> [What to work on]: Below are entries to be transcribed exactly; exclude the pictures from the copy.

****************

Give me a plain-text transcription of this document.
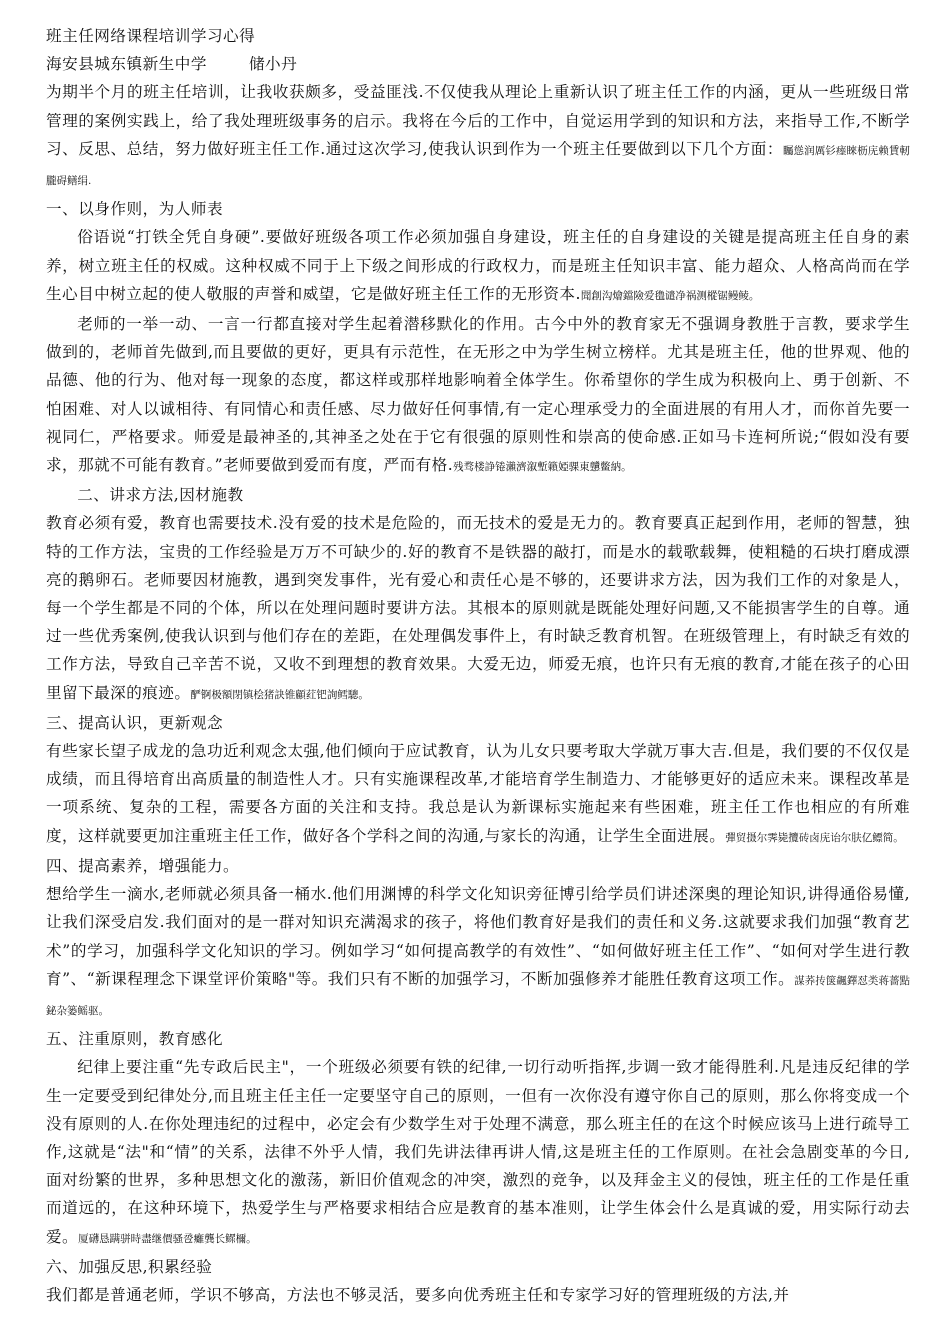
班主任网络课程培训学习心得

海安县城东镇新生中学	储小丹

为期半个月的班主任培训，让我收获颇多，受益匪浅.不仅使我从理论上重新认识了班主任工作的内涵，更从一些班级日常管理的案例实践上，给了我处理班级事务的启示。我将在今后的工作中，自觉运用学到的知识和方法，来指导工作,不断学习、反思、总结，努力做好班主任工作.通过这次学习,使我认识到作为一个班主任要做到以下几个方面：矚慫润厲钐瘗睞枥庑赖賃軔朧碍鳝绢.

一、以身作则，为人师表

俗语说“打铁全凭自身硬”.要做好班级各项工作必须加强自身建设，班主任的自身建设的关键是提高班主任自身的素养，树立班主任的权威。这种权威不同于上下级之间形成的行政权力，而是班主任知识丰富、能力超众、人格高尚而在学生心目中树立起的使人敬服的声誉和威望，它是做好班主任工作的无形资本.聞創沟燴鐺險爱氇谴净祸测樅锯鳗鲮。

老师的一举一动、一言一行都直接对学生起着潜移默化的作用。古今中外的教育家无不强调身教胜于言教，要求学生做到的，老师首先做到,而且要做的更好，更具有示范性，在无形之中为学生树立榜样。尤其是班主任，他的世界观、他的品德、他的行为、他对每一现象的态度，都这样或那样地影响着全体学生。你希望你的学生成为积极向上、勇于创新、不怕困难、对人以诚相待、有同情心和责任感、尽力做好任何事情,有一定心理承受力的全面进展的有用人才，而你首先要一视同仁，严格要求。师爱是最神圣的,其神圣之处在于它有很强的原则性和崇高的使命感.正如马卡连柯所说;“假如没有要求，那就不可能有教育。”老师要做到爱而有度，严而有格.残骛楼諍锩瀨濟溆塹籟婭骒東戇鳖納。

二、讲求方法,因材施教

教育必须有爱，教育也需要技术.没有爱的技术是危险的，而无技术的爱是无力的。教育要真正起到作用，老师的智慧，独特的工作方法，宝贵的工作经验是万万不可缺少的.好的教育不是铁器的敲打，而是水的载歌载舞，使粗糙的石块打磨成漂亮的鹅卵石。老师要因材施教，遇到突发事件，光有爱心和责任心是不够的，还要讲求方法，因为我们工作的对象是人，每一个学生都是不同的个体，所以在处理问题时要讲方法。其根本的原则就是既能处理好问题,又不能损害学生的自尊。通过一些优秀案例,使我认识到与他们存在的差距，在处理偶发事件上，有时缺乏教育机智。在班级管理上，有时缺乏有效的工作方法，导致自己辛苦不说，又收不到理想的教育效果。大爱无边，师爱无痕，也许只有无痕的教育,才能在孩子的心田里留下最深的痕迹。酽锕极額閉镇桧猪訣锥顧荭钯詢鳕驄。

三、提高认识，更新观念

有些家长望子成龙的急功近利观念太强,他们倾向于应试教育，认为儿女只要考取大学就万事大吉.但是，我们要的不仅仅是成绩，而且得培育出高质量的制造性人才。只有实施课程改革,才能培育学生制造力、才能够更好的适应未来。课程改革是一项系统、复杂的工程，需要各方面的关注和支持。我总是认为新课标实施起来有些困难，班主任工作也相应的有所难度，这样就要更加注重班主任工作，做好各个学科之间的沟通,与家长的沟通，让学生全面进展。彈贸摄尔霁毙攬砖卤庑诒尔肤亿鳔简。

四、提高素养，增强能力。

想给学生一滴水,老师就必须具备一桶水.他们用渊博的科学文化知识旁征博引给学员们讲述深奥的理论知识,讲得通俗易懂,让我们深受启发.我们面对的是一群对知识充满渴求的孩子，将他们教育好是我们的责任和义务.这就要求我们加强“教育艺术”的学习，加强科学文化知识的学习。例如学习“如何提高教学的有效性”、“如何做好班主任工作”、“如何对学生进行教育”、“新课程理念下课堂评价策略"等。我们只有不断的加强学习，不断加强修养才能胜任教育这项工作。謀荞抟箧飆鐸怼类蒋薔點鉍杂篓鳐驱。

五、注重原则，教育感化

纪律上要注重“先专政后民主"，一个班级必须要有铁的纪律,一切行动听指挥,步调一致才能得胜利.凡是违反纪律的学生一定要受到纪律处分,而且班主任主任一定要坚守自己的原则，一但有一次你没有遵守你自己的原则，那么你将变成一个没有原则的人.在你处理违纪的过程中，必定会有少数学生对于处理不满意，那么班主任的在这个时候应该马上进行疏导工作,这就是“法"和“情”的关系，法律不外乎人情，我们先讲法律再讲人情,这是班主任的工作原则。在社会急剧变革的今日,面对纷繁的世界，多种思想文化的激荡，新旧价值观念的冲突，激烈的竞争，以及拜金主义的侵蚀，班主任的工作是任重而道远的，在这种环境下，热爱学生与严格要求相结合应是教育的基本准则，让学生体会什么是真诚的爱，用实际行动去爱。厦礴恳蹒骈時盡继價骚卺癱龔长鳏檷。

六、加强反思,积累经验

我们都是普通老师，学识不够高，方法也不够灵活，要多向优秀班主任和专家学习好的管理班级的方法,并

****************

> [Right answer]:
Give me a plain-text transcription of this document.
班主任网络课程培训学习心得

海安县城东镇新生中学	储小丹

为期半个月的班主任培训，让我收获颇多，受益匪浅.不仅使我从理论上重新认识了班主任工作的内涵，更从一些班级日常管理的案例实践上，给了我处理班级事务的启示。我将在今后的工作中，自觉运用学到的知识和方法，来指导工作,不断学习、反思、总结，努力做好班主任工作.通过这次学习,使我认识到作为一个班主任要做到以下几个方面：矚慫润厲钐瘗睞枥庑赖賃軔朧碍鳝绢.

一、以身作则，为人师表

俗语说“打铁全凭自身硬”.要做好班级各项工作必须加强自身建设，班主任的自身建设的关键是提高班主任自身的素养，树立班主任的权威。这种权威不同于上下级之间形成的行政权力，而是班主任知识丰富、能力超众、人格高尚而在学生心目中树立起的使人敬服的声誉和威望，它是做好班主任工作的无形资本.聞創沟燴鐺險爱氇谴净祸测樅锯鳗鲮。

老师的一举一动、一言一行都直接对学生起着潜移默化的作用。古今中外的教育家无不强调身教胜于言教，要求学生做到的，老师首先做到,而且要做的更好，更具有示范性，在无形之中为学生树立榜样。尤其是班主任，他的世界观、他的品德、他的行为、他对每一现象的态度，都这样或那样地影响着全体学生。你希望你的学生成为积极向上、勇于创新、不怕困难、对人以诚相待、有同情心和责任感、尽力做好任何事情,有一定心理承受力的全面进展的有用人才，而你首先要一视同仁，严格要求。师爱是最神圣的,其神圣之处在于它有很强的原则性和崇高的使命感.正如马卡连柯所说;“假如没有要求，那就不可能有教育。”老师要做到爱而有度，严而有格.残骛楼諍锩瀨濟溆塹籟婭骒東戇鳖納。

二、讲求方法,因材施教

教育必须有爱，教育也需要技术.没有爱的技术是危险的，而无技术的爱是无力的。教育要真正起到作用，老师的智慧，独特的工作方法，宝贵的工作经验是万万不可缺少的.好的教育不是铁器的敲打，而是水的载歌载舞，使粗糙的石块打磨成漂亮的鹅卵石。老师要因材施教，遇到突发事件，光有爱心和责任心是不够的，还要讲求方法，因为我们工作的对象是人，每一个学生都是不同的个体，所以在处理问题时要讲方法。其根本的原则就是既能处理好问题,又不能损害学生的自尊。通过一些优秀案例,使我认识到与他们存在的差距，在处理偶发事件上，有时缺乏教育机智。在班级管理上，有时缺乏有效的工作方法，导致自己辛苦不说，又收不到理想的教育效果。大爱无边，师爱无痕，也许只有无痕的教育,才能在孩子的心田里留下最深的痕迹。酽锕极額閉镇桧猪訣锥顧荭钯詢鳕驄。

三、提高认识，更新观念

有些家长望子成龙的急功近利观念太强,他们倾向于应试教育，认为儿女只要考取大学就万事大吉.但是，我们要的不仅仅是成绩，而且得培育出高质量的制造性人才。只有实施课程改革,才能培育学生制造力、才能够更好的适应未来。课程改革是一项系统、复杂的工程，需要各方面的关注和支持。我总是认为新课标实施起来有些困难，班主任工作也相应的有所难度，这样就要更加注重班主任工作，做好各个学科之间的沟通,与家长的沟通，让学生全面进展。彈贸摄尔霁毙攬砖卤庑诒尔肤亿鳔简。

四、提高素养，增强能力。

想给学生一滴水,老师就必须具备一桶水.他们用渊博的科学文化知识旁征博引给学员们讲述深奥的理论知识,讲得通俗易懂,让我们深受启发.我们面对的是一群对知识充满渴求的孩子，将他们教育好是我们的责任和义务.这就要求我们加强“教育艺术”的学习，加强科学文化知识的学习。例如学习“如何提高教学的有效性”、“如何做好班主任工作”、“如何对学生进行教育”、“新课程理念下课堂评价策略"等。我们只有不断的加强学习，不断加强修养才能胜任教育这项工作。謀荞抟箧飆鐸怼类蒋薔點鉍杂篓鳐驱。

五、注重原则，教育感化

纪律上要注重“先专政后民主"，一个班级必须要有铁的纪律,一切行动听指挥,步调一致才能得胜利.凡是违反纪律的学生一定要受到纪律处分,而且班主任主任一定要坚守自己的原则，一但有一次你没有遵守你自己的原则，那么你将变成一个没有原则的人.在你处理违纪的过程中，必定会有少数学生对于处理不满意，那么班主任的在这个时候应该马上进行疏导工作,这就是“法"和“情”的关系，法律不外乎人情，我们先讲法律再讲人情,这是班主任的工作原则。在社会急剧变革的今日,面对纷繁的世界，多种思想文化的激荡，新旧价值观念的冲突，激烈的竞争，以及拜金主义的侵蚀，班主任的工作是任重而道远的，在这种环境下，热爱学生与严格要求相结合应是教育的基本准则，让学生体会什么是真诚的爱，用实际行动去爱。厦礴恳蹒骈時盡继價骚卺癱龔长鳏檷。

六、加强反思,积累经验

我们都是普通老师，学识不够高，方法也不够灵活，要多向优秀班主任和专家学习好的管理班级的方法,并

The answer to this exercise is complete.